[SET EXERCISE]:
Tally the lines containing the word "only" and give the total alone.

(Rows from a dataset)
* * * * * * *

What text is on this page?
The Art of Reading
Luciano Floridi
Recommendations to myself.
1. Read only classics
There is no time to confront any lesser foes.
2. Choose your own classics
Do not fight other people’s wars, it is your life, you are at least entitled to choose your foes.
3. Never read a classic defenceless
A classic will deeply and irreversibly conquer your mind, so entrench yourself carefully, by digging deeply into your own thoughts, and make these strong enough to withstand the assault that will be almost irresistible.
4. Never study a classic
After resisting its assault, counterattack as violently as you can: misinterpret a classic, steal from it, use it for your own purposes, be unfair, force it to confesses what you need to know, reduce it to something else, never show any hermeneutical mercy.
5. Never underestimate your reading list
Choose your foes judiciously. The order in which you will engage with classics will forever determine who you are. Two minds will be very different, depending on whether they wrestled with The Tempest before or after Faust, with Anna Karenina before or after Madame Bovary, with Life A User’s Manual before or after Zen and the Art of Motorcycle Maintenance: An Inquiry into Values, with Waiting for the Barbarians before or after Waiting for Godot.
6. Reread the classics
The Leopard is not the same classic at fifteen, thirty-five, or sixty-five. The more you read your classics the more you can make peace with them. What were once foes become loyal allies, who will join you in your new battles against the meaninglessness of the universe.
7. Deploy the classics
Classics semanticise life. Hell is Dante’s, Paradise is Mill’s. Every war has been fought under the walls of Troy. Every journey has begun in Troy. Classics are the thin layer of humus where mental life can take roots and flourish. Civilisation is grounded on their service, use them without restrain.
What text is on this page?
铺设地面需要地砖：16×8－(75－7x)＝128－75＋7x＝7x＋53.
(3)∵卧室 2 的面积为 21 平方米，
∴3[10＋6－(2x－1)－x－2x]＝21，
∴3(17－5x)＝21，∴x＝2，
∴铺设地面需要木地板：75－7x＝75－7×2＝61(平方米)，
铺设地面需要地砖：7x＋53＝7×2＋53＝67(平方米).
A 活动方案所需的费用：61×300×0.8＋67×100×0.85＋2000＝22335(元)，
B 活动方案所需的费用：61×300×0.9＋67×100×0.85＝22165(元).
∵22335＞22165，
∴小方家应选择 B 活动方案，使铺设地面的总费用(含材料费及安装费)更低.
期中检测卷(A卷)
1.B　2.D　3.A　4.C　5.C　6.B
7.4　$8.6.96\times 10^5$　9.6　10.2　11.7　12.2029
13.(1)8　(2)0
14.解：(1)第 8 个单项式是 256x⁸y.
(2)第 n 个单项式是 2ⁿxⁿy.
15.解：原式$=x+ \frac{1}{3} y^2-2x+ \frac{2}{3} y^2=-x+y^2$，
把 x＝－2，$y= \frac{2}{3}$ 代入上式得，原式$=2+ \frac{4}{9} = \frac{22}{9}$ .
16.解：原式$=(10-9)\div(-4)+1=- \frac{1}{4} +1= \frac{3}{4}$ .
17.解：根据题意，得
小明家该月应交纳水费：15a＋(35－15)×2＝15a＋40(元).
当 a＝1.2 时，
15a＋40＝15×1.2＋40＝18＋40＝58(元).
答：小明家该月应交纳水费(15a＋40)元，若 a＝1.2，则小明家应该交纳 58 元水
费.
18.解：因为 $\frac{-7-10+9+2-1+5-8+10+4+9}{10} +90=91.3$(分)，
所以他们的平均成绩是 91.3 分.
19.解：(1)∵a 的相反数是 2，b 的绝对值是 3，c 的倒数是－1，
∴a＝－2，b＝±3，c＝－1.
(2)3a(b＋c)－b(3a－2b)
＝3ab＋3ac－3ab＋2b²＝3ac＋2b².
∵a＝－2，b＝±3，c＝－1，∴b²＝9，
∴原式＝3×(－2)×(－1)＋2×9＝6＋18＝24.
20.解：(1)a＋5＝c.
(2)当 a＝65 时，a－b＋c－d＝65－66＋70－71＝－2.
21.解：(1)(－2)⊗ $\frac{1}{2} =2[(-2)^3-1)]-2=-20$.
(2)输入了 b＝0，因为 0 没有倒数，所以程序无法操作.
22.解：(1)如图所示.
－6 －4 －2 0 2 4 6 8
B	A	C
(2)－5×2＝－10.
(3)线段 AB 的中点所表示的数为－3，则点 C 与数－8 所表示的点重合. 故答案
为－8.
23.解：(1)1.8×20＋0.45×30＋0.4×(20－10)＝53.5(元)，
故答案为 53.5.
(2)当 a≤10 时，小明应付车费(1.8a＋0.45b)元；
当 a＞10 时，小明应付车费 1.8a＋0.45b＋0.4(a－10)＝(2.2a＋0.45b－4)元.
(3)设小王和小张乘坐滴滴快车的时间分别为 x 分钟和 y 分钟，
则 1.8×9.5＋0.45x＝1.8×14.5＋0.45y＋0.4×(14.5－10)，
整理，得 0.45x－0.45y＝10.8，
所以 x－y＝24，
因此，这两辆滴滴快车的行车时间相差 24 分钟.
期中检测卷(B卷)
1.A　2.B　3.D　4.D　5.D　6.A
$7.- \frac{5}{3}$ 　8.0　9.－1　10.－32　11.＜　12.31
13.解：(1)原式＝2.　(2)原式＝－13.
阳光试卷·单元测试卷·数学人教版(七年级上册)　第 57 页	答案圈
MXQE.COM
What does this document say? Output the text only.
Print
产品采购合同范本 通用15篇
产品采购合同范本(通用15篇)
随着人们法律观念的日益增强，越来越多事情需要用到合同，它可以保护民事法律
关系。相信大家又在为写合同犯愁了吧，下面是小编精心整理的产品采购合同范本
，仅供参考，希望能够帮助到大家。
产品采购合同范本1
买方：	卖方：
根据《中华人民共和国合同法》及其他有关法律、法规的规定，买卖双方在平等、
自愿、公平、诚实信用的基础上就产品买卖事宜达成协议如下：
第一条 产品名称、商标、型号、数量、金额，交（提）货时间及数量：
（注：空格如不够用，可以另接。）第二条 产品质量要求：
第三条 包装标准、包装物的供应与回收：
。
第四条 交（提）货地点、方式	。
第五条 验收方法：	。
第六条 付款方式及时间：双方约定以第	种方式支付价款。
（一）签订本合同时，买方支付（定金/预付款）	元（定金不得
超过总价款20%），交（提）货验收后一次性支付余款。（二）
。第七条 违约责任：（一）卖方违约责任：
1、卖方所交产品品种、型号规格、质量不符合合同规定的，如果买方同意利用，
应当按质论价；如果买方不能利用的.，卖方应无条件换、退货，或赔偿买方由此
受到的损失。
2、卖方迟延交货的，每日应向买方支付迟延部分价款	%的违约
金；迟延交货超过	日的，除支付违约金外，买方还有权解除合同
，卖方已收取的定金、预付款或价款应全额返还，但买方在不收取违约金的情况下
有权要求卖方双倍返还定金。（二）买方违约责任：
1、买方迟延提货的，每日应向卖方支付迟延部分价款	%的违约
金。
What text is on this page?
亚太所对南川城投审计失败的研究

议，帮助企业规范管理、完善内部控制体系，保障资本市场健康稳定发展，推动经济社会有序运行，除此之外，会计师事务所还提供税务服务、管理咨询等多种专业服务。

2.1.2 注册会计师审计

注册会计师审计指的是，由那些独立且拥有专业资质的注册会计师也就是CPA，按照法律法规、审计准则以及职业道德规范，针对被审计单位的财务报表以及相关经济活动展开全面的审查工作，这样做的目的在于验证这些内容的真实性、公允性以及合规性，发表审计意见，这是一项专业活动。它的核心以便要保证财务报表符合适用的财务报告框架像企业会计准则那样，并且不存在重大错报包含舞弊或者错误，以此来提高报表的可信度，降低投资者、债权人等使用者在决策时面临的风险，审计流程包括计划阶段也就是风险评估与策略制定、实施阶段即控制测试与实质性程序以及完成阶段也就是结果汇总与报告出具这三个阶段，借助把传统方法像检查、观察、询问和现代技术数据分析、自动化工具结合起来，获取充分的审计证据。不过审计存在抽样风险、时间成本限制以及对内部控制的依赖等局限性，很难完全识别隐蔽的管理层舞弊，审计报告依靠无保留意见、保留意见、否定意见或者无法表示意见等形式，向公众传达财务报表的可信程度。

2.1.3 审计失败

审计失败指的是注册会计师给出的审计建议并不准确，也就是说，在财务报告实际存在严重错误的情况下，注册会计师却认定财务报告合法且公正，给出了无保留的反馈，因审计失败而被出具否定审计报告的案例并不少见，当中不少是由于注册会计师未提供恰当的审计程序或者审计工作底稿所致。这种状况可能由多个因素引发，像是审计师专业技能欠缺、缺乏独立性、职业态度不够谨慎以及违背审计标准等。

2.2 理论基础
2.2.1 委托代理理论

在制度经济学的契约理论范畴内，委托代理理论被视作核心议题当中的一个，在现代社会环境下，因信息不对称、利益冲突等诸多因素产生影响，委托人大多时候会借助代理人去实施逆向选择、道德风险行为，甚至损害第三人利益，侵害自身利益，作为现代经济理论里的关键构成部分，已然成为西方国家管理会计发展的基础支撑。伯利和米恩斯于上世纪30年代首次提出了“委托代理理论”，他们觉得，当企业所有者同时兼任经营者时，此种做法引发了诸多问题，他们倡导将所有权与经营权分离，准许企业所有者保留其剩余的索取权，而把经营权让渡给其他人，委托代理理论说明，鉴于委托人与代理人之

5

* * * * * * *

[TASK RESULT]:
2